§ Set task: In the records below, locate the line containing "Decode this image", then output that line and all later lines exactly, through the last one.

§ Records for the task:
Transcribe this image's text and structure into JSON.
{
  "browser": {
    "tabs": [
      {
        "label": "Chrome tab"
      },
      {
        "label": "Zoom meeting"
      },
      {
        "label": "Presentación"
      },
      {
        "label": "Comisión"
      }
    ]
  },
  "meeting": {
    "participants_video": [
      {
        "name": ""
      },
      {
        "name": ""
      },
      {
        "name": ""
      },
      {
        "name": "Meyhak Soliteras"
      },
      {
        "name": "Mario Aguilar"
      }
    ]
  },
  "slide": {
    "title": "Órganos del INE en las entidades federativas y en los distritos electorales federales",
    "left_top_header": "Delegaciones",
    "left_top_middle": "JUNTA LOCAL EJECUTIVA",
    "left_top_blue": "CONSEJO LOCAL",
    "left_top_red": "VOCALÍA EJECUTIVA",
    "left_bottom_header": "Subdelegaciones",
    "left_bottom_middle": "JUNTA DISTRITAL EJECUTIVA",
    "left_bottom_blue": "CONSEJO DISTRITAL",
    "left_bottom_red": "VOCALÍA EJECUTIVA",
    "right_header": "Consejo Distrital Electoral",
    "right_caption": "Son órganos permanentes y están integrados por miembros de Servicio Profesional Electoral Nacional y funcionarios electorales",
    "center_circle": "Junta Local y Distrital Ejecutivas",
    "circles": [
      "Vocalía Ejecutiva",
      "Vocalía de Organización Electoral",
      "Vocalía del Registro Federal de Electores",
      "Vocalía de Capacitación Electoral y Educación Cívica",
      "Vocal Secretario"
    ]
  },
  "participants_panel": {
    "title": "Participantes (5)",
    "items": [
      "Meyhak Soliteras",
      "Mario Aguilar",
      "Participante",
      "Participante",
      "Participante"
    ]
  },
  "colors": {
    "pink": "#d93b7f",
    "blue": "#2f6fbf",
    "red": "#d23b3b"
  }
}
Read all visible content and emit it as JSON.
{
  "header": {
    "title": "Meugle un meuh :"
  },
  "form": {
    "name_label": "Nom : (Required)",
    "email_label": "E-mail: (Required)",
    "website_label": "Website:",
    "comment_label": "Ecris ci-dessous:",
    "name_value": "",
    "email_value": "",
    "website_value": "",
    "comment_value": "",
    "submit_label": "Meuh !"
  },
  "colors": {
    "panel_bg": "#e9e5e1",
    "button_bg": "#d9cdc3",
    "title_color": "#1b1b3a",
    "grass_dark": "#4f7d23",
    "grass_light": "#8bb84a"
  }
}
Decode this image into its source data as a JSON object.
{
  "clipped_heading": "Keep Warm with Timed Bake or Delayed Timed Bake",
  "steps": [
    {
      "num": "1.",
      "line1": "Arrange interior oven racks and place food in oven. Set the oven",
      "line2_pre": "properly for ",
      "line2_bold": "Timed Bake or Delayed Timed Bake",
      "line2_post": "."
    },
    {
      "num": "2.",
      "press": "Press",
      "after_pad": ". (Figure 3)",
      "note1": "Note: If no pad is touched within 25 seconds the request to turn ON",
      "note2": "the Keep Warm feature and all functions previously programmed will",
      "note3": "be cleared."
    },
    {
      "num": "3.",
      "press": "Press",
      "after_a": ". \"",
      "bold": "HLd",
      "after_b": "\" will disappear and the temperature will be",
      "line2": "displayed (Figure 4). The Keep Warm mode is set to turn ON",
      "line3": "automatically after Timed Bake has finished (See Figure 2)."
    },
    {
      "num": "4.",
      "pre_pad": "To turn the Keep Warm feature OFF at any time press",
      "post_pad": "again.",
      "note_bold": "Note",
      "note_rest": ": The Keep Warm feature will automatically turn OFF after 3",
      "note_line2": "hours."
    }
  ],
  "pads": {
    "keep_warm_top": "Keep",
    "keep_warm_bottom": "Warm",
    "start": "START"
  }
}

§ In response:
Decode this image into its source data as a JSON object.
{
  "clipped_heading": "Keep Warm with Timed Bake or Delayed Timed Bake",
  "steps": [
    {
      "num": "1.",
      "line1": "Arrange interior oven racks and place food in oven. Set the oven",
      "line2_pre": "properly for ",
      "line2_bold": "Timed Bake or Delayed Timed Bake",
      "line2_post": "."
    },
    {
      "num": "2.",
      "press": "Press",
      "after_pad": ". (Figure 3)",
      "note1": "Note: If no pad is touched within 25 seconds the request to turn ON",
      "note2": "the Keep Warm feature and all functions previously programmed will",
      "note3": "be cleared."
    },
    {
      "num": "3.",
      "press": "Press",
      "after_a": ". \"",
      "bold": "HLd",
      "after_b": "\" will disappear and the temperature will be",
      "line2": "displayed (Figure 4). The Keep Warm mode is set to turn ON",
      "line3": "automatically after Timed Bake has finished (See Figure 2)."
    },
    {
      "num": "4.",
      "pre_pad": "To turn the Keep Warm feature OFF at any time press",
      "post_pad": "again.",
      "note_bold": "Note",
      "note_rest": ": The Keep Warm feature will automatically turn OFF after 3",
      "note_line2": "hours."
    }
  ],
  "pads": {
    "keep_warm_top": "Keep",
    "keep_warm_bottom": "Warm",
    "start": "START"
  }
}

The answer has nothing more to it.